-- start of Exercise input --
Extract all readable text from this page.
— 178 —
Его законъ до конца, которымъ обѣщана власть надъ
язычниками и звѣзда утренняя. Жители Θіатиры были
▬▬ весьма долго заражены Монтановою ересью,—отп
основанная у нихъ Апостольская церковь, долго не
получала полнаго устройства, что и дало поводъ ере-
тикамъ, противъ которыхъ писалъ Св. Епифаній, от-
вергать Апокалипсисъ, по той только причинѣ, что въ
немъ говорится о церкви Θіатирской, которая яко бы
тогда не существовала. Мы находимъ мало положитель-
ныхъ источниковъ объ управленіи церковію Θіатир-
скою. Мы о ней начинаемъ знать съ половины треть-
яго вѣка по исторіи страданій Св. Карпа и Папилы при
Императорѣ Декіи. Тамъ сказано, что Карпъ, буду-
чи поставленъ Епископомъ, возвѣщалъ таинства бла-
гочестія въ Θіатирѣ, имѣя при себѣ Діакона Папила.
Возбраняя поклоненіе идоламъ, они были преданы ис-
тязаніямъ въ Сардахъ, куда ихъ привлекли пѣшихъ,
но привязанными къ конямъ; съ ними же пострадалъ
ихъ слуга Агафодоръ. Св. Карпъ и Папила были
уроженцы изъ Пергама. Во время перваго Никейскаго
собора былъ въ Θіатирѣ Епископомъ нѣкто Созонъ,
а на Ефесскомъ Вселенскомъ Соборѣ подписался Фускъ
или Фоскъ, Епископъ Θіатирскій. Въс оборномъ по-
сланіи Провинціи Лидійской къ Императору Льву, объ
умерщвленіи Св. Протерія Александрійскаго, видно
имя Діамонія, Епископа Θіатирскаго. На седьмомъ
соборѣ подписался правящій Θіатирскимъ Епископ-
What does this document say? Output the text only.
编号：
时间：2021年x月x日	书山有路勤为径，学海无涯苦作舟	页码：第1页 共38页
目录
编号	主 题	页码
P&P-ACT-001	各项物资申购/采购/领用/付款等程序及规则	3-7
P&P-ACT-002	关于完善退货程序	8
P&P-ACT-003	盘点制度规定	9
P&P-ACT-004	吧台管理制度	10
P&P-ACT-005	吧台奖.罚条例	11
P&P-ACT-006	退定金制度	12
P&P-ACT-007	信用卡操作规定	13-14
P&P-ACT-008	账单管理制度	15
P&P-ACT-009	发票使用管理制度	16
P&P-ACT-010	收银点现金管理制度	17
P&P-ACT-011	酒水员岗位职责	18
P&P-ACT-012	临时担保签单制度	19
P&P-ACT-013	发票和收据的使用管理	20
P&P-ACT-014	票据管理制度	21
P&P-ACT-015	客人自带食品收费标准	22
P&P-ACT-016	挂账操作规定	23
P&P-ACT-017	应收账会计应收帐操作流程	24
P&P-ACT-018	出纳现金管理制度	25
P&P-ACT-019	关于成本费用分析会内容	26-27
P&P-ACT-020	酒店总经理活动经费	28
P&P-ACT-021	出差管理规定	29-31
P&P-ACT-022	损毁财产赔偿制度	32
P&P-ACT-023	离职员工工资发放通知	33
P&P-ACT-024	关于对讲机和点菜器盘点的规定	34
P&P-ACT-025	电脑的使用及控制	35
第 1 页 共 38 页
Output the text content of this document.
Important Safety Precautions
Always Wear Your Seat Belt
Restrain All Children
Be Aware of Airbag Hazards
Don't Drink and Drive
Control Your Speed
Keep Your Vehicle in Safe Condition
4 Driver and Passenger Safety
-- end of Exercise input --
> Requirement
Your task is to output the full set of records exactly as presented.

> Response to this exercise
Extract all readable text from this page.
— 178 —
Его законъ до конца, которымъ обѣщана власть надъ
язычниками и звѣзда утренняя. Жители Θіатиры были
▬▬ весьма долго заражены Монтановою ересью,—отп
основанная у нихъ Апостольская церковь, долго не
получала полнаго устройства, что и дало поводъ ере-
тикамъ, противъ которыхъ писалъ Св. Епифаній, от-
вергать Апокалипсисъ, по той только причинѣ, что въ
немъ говорится о церкви Θіатирской, которая яко бы
тогда не существовала. Мы находимъ мало положитель-
ныхъ источниковъ объ управленіи церковію Θіатир-
скою. Мы о ней начинаемъ знать съ половины треть-
яго вѣка по исторіи страданій Св. Карпа и Папилы при
Императорѣ Декіи. Тамъ сказано, что Карпъ, буду-
чи поставленъ Епископомъ, возвѣщалъ таинства бла-
гочестія въ Θіатирѣ, имѣя при себѣ Діакона Папила.
Возбраняя поклоненіе идоламъ, они были преданы ис-
тязаніямъ въ Сардахъ, куда ихъ привлекли пѣшихъ,
но привязанными къ конямъ; съ ними же пострадалъ
ихъ слуга Агафодоръ. Св. Карпъ и Папила были
уроженцы изъ Пергама. Во время перваго Никейскаго
собора былъ въ Θіатирѣ Епископомъ нѣкто Созонъ,
а на Ефесскомъ Вселенскомъ Соборѣ подписался Фускъ
или Фоскъ, Епископъ Θіатирскій. Въс оборномъ по-
сланіи Провинціи Лидійской къ Императору Льву, объ
умерщвленіи Св. Протерія Александрійскаго, видно
имя Діамонія, Епископа Θіатирскаго. На седьмомъ
соборѣ подписался правящій Θіатирскимъ Епископ-
What does this document say? Output the text only.
编号：
时间：2021年x月x日	书山有路勤为径，学海无涯苦作舟	页码：第1页 共38页
目录
编号	主 题	页码
P&P-ACT-001	各项物资申购/采购/领用/付款等程序及规则	3-7
P&P-ACT-002	关于完善退货程序	8
P&P-ACT-003	盘点制度规定	9
P&P-ACT-004	吧台管理制度	10
P&P-ACT-005	吧台奖.罚条例	11
P&P-ACT-006	退定金制度	12
P&P-ACT-007	信用卡操作规定	13-14
P&P-ACT-008	账单管理制度	15
P&P-ACT-009	发票使用管理制度	16
P&P-ACT-010	收银点现金管理制度	17
P&P-ACT-011	酒水员岗位职责	18
P&P-ACT-012	临时担保签单制度	19
P&P-ACT-013	发票和收据的使用管理	20
P&P-ACT-014	票据管理制度	21
P&P-ACT-015	客人自带食品收费标准	22
P&P-ACT-016	挂账操作规定	23
P&P-ACT-017	应收账会计应收帐操作流程	24
P&P-ACT-018	出纳现金管理制度	25
P&P-ACT-019	关于成本费用分析会内容	26-27
P&P-ACT-020	酒店总经理活动经费	28
P&P-ACT-021	出差管理规定	29-31
P&P-ACT-022	损毁财产赔偿制度	32
P&P-ACT-023	离职员工工资发放通知	33
P&P-ACT-024	关于对讲机和点菜器盘点的规定	34
P&P-ACT-025	电脑的使用及控制	35
第 1 页 共 38 页
Output the text content of this document.
Important Safety Precautions
Always Wear Your Seat Belt
Restrain All Children
Be Aware of Airbag Hazards
Don't Drink and Drive
Control Your Speed
Keep Your Vehicle in Safe Condition
4 Driver and Passenger Safety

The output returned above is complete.